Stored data
■ ■ ■

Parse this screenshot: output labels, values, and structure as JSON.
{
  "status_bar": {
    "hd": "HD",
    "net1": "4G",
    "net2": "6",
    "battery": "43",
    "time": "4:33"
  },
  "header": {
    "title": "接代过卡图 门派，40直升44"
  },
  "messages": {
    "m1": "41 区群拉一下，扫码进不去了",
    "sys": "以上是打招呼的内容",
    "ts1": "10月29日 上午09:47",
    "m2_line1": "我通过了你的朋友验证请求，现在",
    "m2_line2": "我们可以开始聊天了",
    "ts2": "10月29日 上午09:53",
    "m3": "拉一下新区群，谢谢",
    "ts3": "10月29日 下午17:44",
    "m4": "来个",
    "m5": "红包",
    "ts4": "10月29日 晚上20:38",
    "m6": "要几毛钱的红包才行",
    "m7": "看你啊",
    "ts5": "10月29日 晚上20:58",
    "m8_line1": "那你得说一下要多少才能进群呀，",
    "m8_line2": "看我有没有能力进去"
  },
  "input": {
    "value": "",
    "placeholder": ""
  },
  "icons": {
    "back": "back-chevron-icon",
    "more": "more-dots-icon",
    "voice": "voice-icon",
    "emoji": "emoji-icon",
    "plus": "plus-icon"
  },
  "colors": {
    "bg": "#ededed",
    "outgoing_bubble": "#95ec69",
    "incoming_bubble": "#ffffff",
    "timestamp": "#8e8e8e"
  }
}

■ ■ ■

SHORT TASK -
Each record must be returned exactly as it is written.

ANSWER TO THE EXERCISE -
Parse this screenshot: output labels, values, and structure as JSON.
{
  "status_bar": {
    "hd": "HD",
    "net1": "4G",
    "net2": "6",
    "battery": "43",
    "time": "4:33"
  },
  "header": {
    "title": "接代过卡图 门派，40直升44"
  },
  "messages": {
    "m1": "41 区群拉一下，扫码进不去了",
    "sys": "以上是打招呼的内容",
    "ts1": "10月29日 上午09:47",
    "m2_line1": "我通过了你的朋友验证请求，现在",
    "m2_line2": "我们可以开始聊天了",
    "ts2": "10月29日 上午09:53",
    "m3": "拉一下新区群，谢谢",
    "ts3": "10月29日 下午17:44",
    "m4": "来个",
    "m5": "红包",
    "ts4": "10月29日 晚上20:38",
    "m6": "要几毛钱的红包才行",
    "m7": "看你啊",
    "ts5": "10月29日 晚上20:58",
    "m8_line1": "那你得说一下要多少才能进群呀，",
    "m8_line2": "看我有没有能力进去"
  },
  "input": {
    "value": "",
    "placeholder": ""
  },
  "icons": {
    "back": "back-chevron-icon",
    "more": "more-dots-icon",
    "voice": "voice-icon",
    "emoji": "emoji-icon",
    "plus": "plus-icon"
  },
  "colors": {
    "bg": "#ededed",
    "outgoing_bubble": "#95ec69",
    "incoming_bubble": "#ffffff",
    "timestamp": "#8e8e8e"
  }
}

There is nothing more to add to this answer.